=== Stored rows ===
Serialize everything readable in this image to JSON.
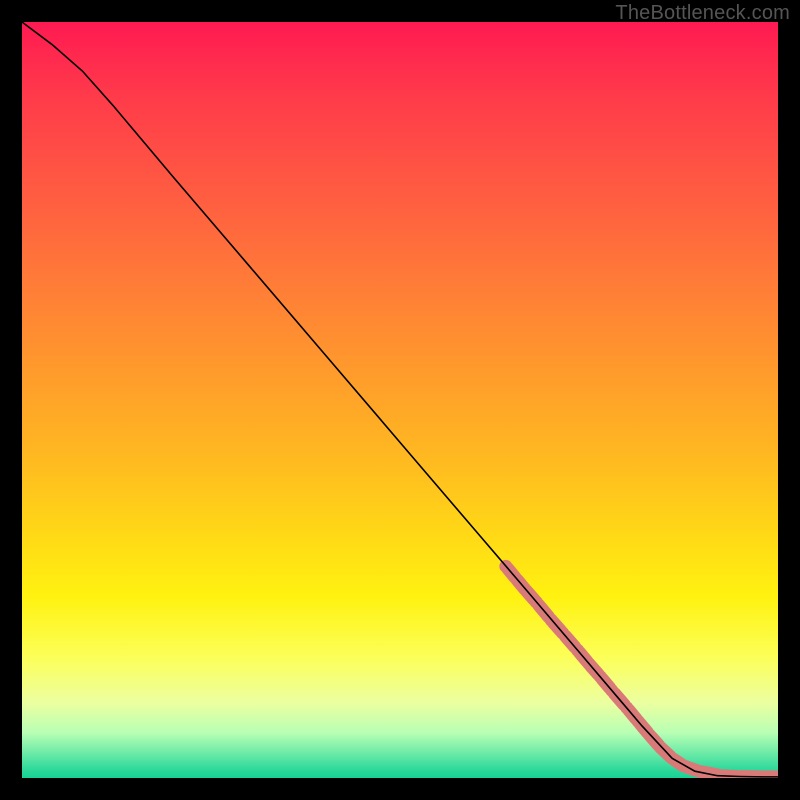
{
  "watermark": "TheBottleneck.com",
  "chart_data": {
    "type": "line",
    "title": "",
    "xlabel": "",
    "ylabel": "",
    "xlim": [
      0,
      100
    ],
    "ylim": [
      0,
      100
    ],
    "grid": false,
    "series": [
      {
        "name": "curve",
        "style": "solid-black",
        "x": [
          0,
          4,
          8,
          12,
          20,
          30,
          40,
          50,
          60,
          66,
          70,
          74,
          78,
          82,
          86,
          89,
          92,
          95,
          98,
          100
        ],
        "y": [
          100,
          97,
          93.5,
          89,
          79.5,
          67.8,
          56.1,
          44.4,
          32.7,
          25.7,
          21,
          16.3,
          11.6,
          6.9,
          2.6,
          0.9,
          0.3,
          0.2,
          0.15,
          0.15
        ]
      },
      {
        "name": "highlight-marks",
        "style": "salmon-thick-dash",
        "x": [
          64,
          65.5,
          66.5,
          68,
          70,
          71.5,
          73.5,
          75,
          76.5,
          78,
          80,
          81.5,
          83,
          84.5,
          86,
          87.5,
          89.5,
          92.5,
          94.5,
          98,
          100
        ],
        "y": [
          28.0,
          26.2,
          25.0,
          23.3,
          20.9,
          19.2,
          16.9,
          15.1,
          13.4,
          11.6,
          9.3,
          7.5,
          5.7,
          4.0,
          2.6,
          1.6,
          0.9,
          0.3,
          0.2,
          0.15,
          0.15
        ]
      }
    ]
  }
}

=== Task directions ===
Return all of the data exactly as written, and drop the pictures.

=== Result below ===
Serialize everything readable in this image to JSON.
{
  "watermark": "TheBottleneck.com",
  "chart_data": {
    "type": "line",
    "title": "",
    "xlabel": "",
    "ylabel": "",
    "xlim": [
      0,
      100
    ],
    "ylim": [
      0,
      100
    ],
    "grid": false,
    "series": [
      {
        "name": "curve",
        "style": "solid-black",
        "x": [
          0,
          4,
          8,
          12,
          20,
          30,
          40,
          50,
          60,
          66,
          70,
          74,
          78,
          82,
          86,
          89,
          92,
          95,
          98,
          100
        ],
        "y": [
          100,
          97,
          93.5,
          89,
          79.5,
          67.8,
          56.1,
          44.4,
          32.7,
          25.7,
          21,
          16.3,
          11.6,
          6.9,
          2.6,
          0.9,
          0.3,
          0.2,
          0.15,
          0.15
        ]
      },
      {
        "name": "highlight-marks",
        "style": "salmon-thick-dash",
        "x": [
          64,
          65.5,
          66.5,
          68,
          70,
          71.5,
          73.5,
          75,
          76.5,
          78,
          80,
          81.5,
          83,
          84.5,
          86,
          87.5,
          89.5,
          92.5,
          94.5,
          98,
          100
        ],
        "y": [
          28.0,
          26.2,
          25.0,
          23.3,
          20.9,
          19.2,
          16.9,
          15.1,
          13.4,
          11.6,
          9.3,
          7.5,
          5.7,
          4.0,
          2.6,
          1.6,
          0.9,
          0.3,
          0.2,
          0.15,
          0.15
        ]
      }
    ]
  }
}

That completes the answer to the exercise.